§ **To do**:
Please pull out each line of the rows below that contains the string "Test", matching case exactly.

-- Start of Data extract --

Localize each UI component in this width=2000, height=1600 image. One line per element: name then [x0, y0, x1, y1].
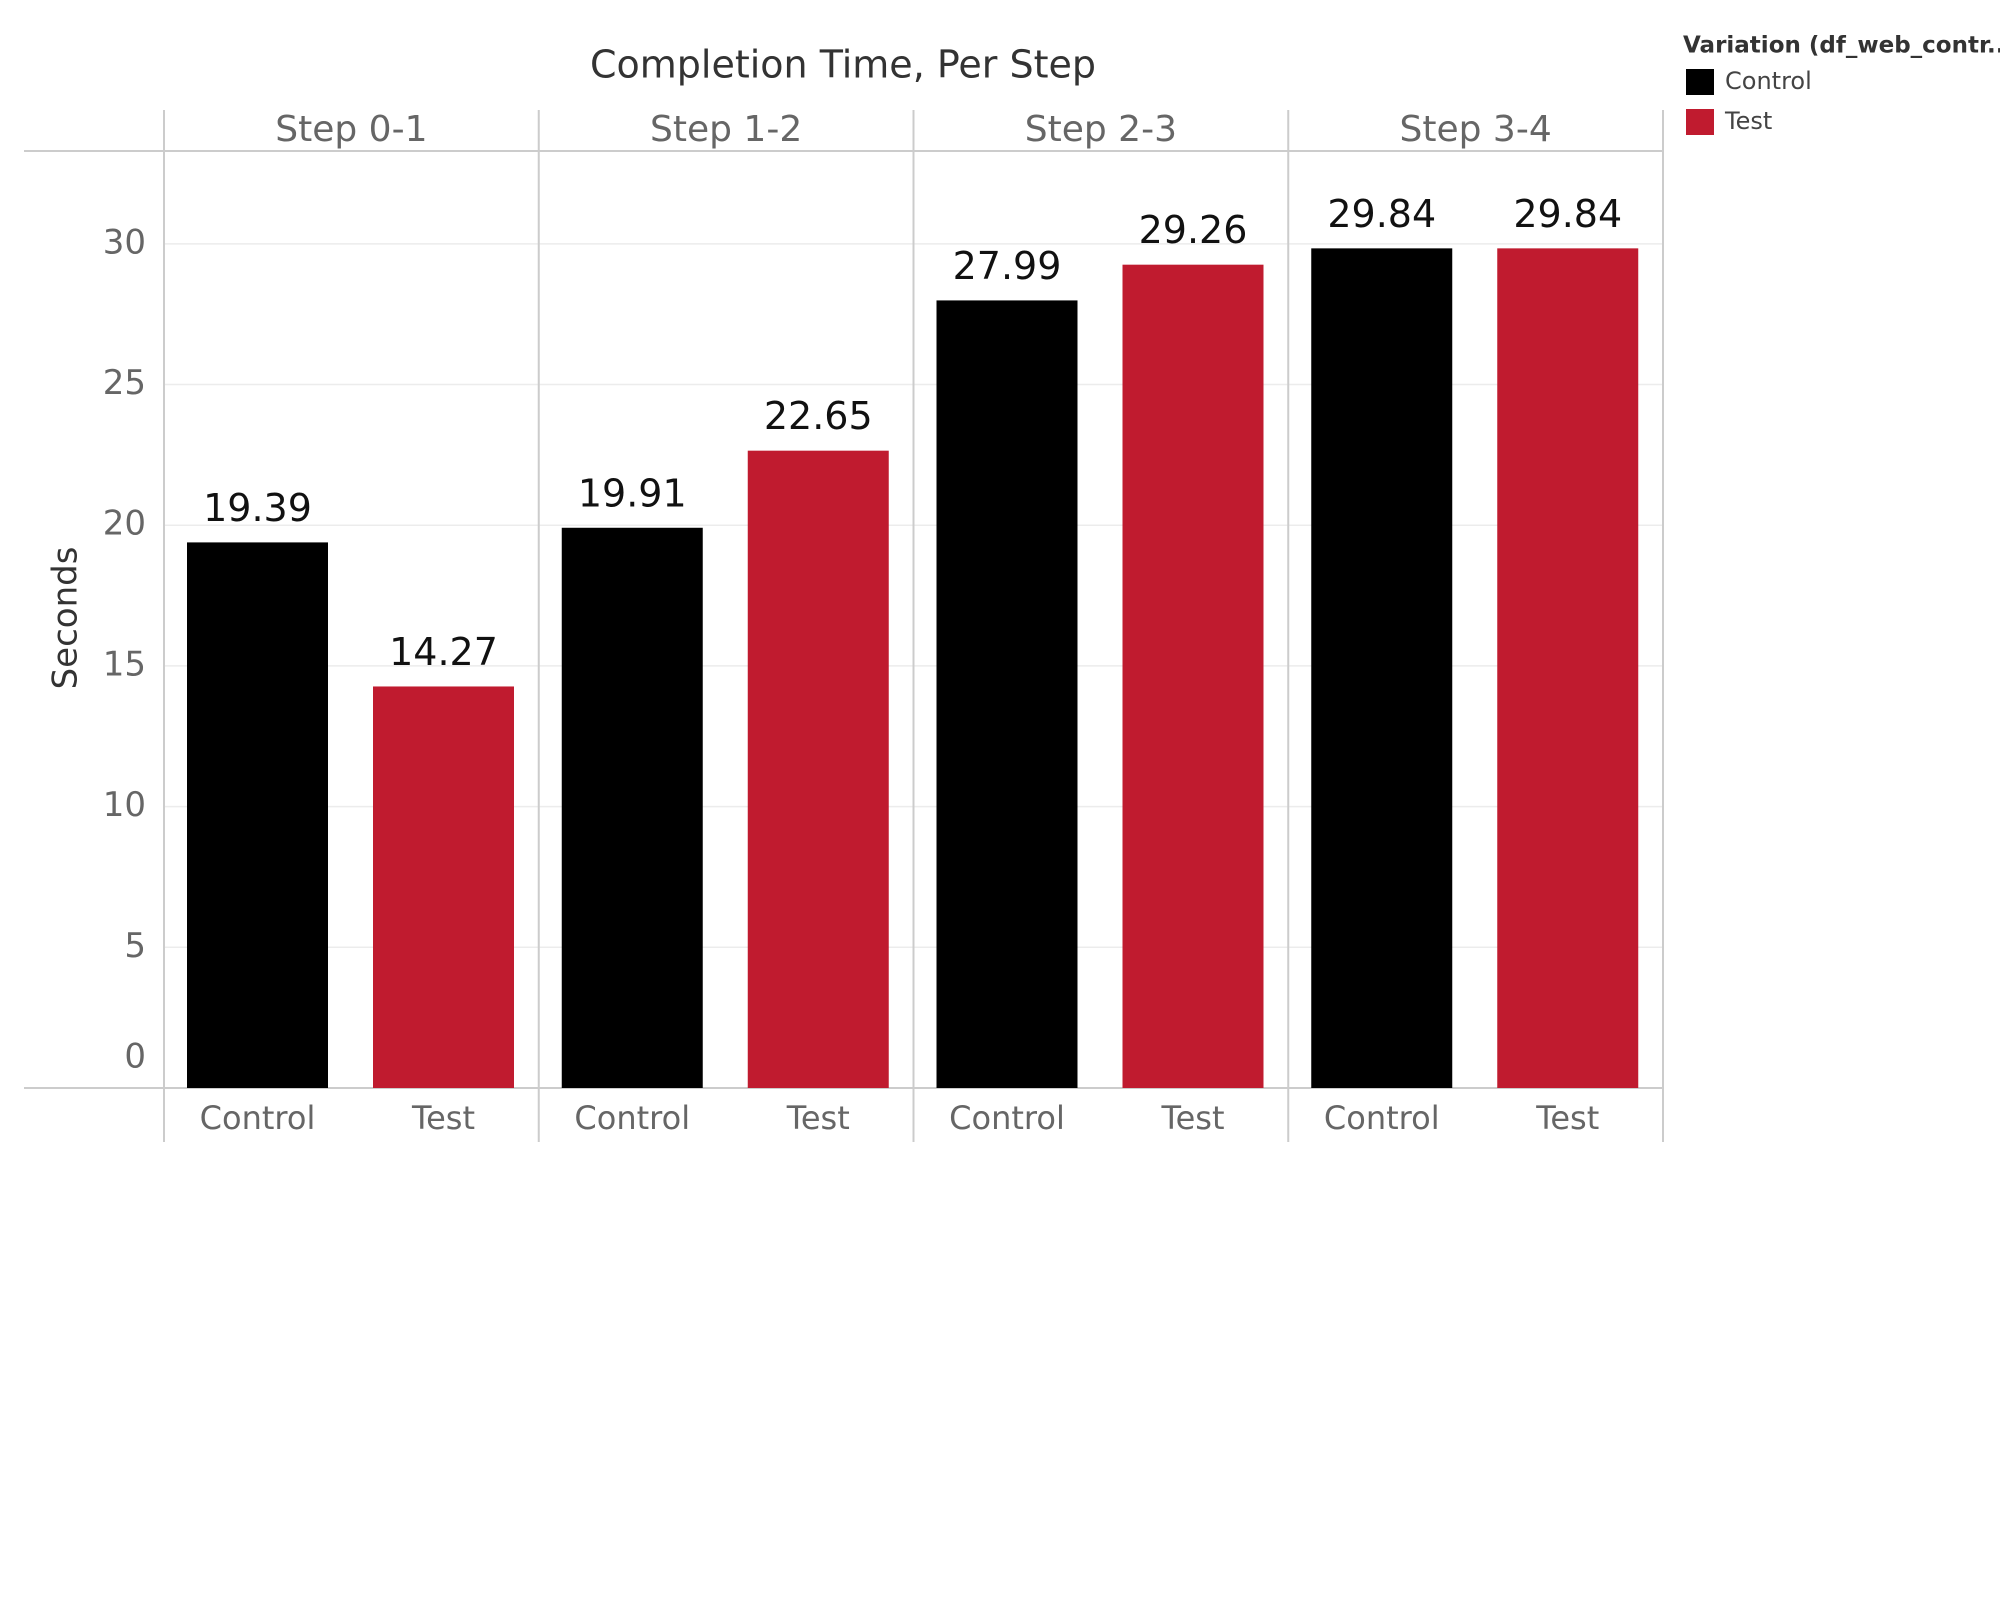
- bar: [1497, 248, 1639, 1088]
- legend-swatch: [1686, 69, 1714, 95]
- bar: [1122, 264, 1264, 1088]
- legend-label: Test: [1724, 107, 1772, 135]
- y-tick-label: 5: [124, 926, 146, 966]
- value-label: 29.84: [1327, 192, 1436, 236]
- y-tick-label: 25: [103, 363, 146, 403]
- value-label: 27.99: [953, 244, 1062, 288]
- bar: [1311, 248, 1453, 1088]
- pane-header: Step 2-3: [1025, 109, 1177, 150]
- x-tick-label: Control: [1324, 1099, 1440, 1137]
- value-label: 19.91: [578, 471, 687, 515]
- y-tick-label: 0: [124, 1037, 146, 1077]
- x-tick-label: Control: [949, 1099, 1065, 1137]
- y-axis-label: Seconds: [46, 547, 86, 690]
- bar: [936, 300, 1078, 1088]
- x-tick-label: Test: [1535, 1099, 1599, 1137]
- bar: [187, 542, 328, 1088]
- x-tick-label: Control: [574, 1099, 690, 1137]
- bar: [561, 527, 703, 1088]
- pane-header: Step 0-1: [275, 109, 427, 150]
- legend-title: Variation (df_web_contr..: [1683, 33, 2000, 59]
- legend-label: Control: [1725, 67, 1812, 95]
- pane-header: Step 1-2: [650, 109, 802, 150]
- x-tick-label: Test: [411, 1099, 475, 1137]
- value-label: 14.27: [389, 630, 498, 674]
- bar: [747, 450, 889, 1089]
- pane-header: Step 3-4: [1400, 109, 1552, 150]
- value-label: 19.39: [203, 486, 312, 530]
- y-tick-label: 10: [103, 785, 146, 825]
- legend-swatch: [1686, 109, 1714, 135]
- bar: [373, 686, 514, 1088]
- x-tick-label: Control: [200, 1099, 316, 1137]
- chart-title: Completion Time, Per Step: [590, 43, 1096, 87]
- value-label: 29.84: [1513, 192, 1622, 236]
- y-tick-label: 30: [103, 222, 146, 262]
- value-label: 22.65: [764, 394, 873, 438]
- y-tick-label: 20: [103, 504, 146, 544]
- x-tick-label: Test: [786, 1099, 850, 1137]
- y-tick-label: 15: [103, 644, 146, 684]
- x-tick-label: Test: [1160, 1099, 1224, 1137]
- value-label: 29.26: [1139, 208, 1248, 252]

-- End of Data extract --

§ **Response to the exercise**:
- legend-label: Test: [1724, 107, 1772, 135]
- x-tick-label: Test: [1535, 1099, 1599, 1137]
- x-tick-label: Test: [411, 1099, 475, 1137]
- x-tick-label: Test: [786, 1099, 850, 1137]
- x-tick-label: Test: [1160, 1099, 1224, 1137]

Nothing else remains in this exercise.